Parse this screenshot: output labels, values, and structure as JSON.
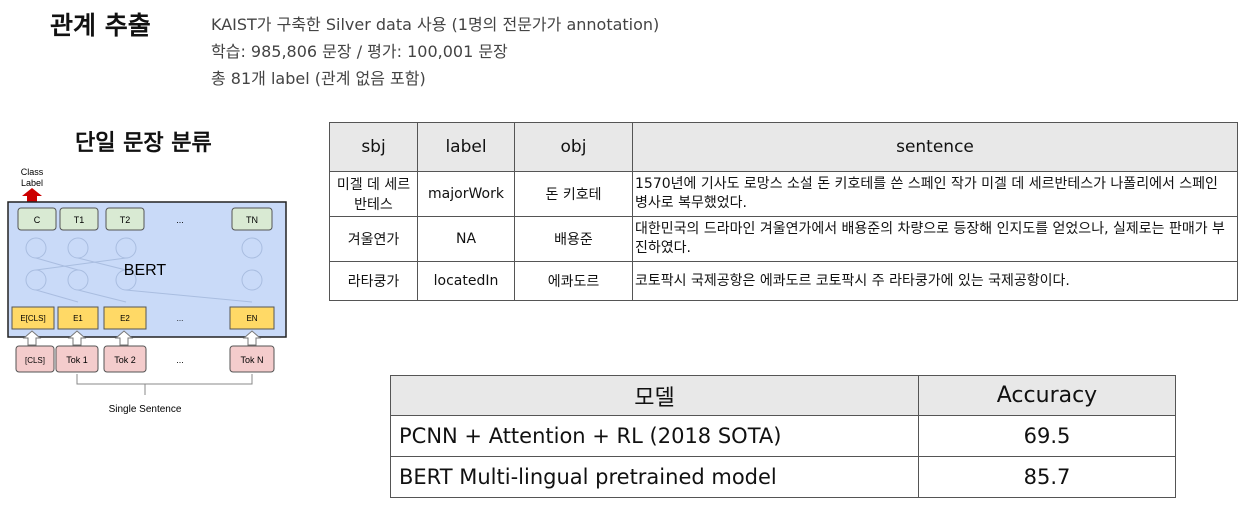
{
  "header": {
    "title": "관계 추출",
    "info_lines": [
      "KAIST가 구축한 Silver data 사용 (1명의 전문가가 annotation)",
      "학습: 985,806 문장 / 평가: 100,001 문장",
      "총 81개 label (관계 없음 포함)"
    ]
  },
  "diagram": {
    "heading": "단일 문장 분류",
    "class_label": [
      "Class",
      "Label"
    ],
    "top_tokens": [
      "C",
      "T1",
      "T2",
      "...",
      "TN"
    ],
    "model_name": "BERT",
    "embeddings": [
      "E[CLS]",
      "E1",
      "E2",
      "...",
      "EN"
    ],
    "input_tokens": [
      "[CLS]",
      "Tok 1",
      "Tok 2",
      "...",
      "Tok N"
    ],
    "bottom_label": "Single Sentence",
    "colors": {
      "box_fill": "#c9daf8",
      "top_token": "#d9ead3",
      "embedding": "#ffd966",
      "input": "#f4cccc",
      "arrow": "#cc0000"
    }
  },
  "relation_table": {
    "headers": [
      "sbj",
      "label",
      "obj",
      "sentence"
    ],
    "rows": [
      [
        "미겔 데 세르반테스",
        "majorWork",
        "돈 키호테",
        "1570년에 기사도 로망스 소설 돈 키호테를 쓴 스페인 작가 미겔 데 세르반테스가 나폴리에서 스페인 병사로 복무했었다."
      ],
      [
        "겨울연가",
        "NA",
        "배용준",
        "대한민국의 드라마인 겨울연가에서 배용준의 차량으로 등장해 인지도를 얻었으나, 실제로는 판매가 부진하였다."
      ],
      [
        "라타쿵가",
        "locatedIn",
        "에콰도르",
        "코토팍시 국제공항은 에콰도르 코토팍시 주 라타쿵가에 있는 국제공항이다."
      ]
    ]
  },
  "accuracy_table": {
    "headers": [
      "모델",
      "Accuracy"
    ],
    "rows": [
      [
        "PCNN + Attention + RL (2018 SOTA)",
        "69.5"
      ],
      [
        "BERT Multi-lingual pretrained model",
        "85.7"
      ]
    ]
  }
}
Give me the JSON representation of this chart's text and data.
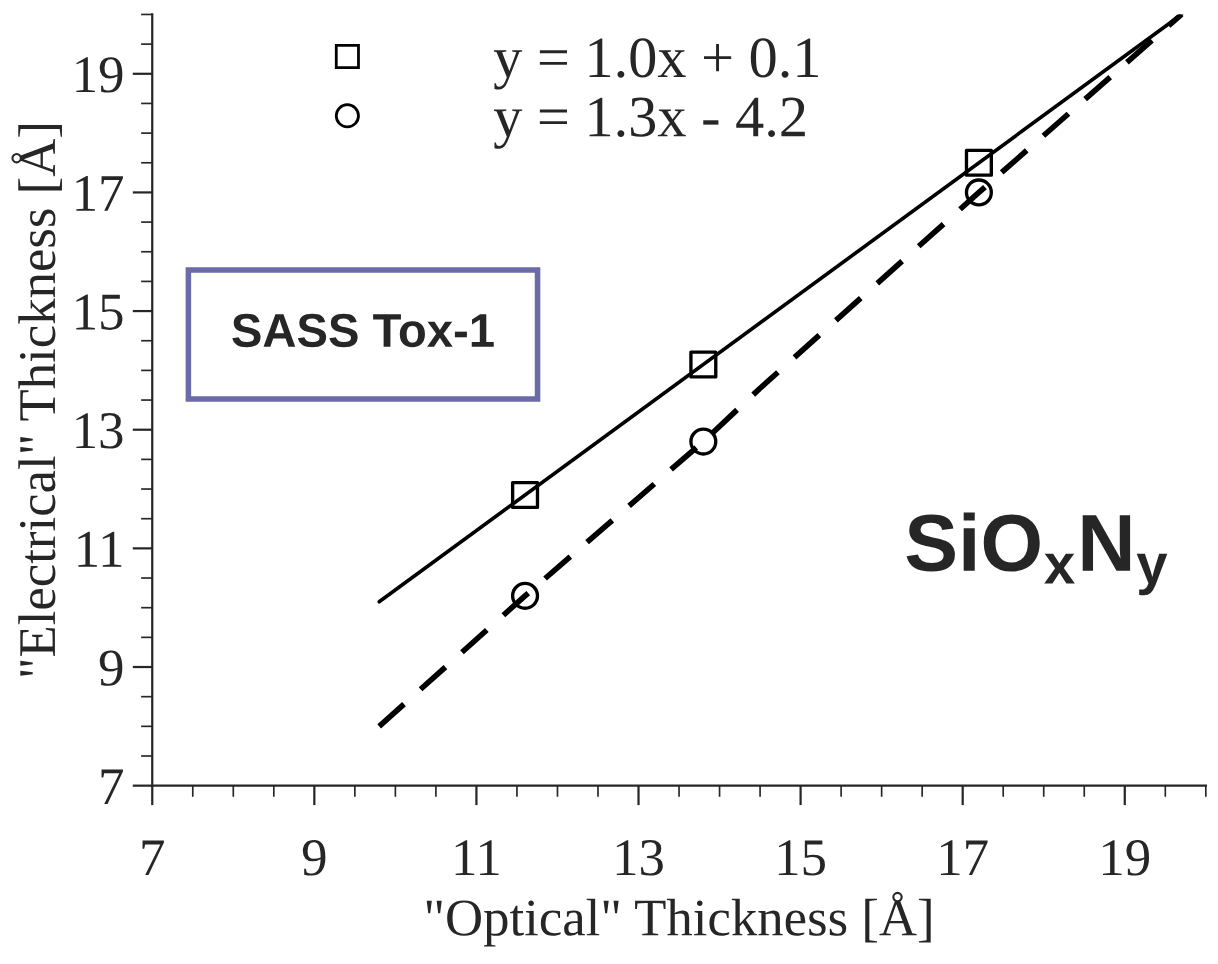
{
  "chart_data": {
    "type": "scatter",
    "xlabel": "\"Optical\" Thickness [Å]",
    "ylabel": "\"Electrical\" Thickness [Å]",
    "xlim": [
      7,
      20
    ],
    "ylim": [
      7,
      20
    ],
    "xticks": [
      7,
      9,
      11,
      13,
      15,
      17,
      19
    ],
    "yticks": [
      7,
      9,
      11,
      13,
      15,
      17,
      19
    ],
    "grid": false,
    "legend": "top left",
    "series": [
      {
        "name": "y = 1.0x + 0.1",
        "color": "#000000",
        "marker": "square",
        "x": [
          11.6,
          13.8,
          17.2
        ],
        "values": [
          11.9,
          14.1,
          17.5
        ]
      },
      {
        "name": "y = 1.3x - 4.2",
        "color": "#000000",
        "marker": "circle",
        "x": [
          11.6,
          13.8,
          17.2
        ],
        "values": [
          10.2,
          12.8,
          17.0
        ]
      },
      {
        "type": "line",
        "color": "#000000",
        "line_style": "solid",
        "x": [
          9.8,
          19.7
        ],
        "values": [
          10.1,
          20.0
        ]
      },
      {
        "type": "line",
        "color": "#000000",
        "line_style": "dashed",
        "x": [
          9.8,
          11.6,
          13.8,
          14.5,
          17.2,
          19.7
        ],
        "values": [
          8.0,
          10.2,
          12.8,
          13.7,
          17.0,
          20.0
        ]
      }
    ],
    "annotations": [
      "SASS Tox-1",
      "SiO$_{x}$N$_{y}$"
    ]
  }
}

* * * * * * *

▸ **What to work on**
For the entries above, state how many lines contain the word "에콰도르". Provide the number by itself.

▸ **Reply**
2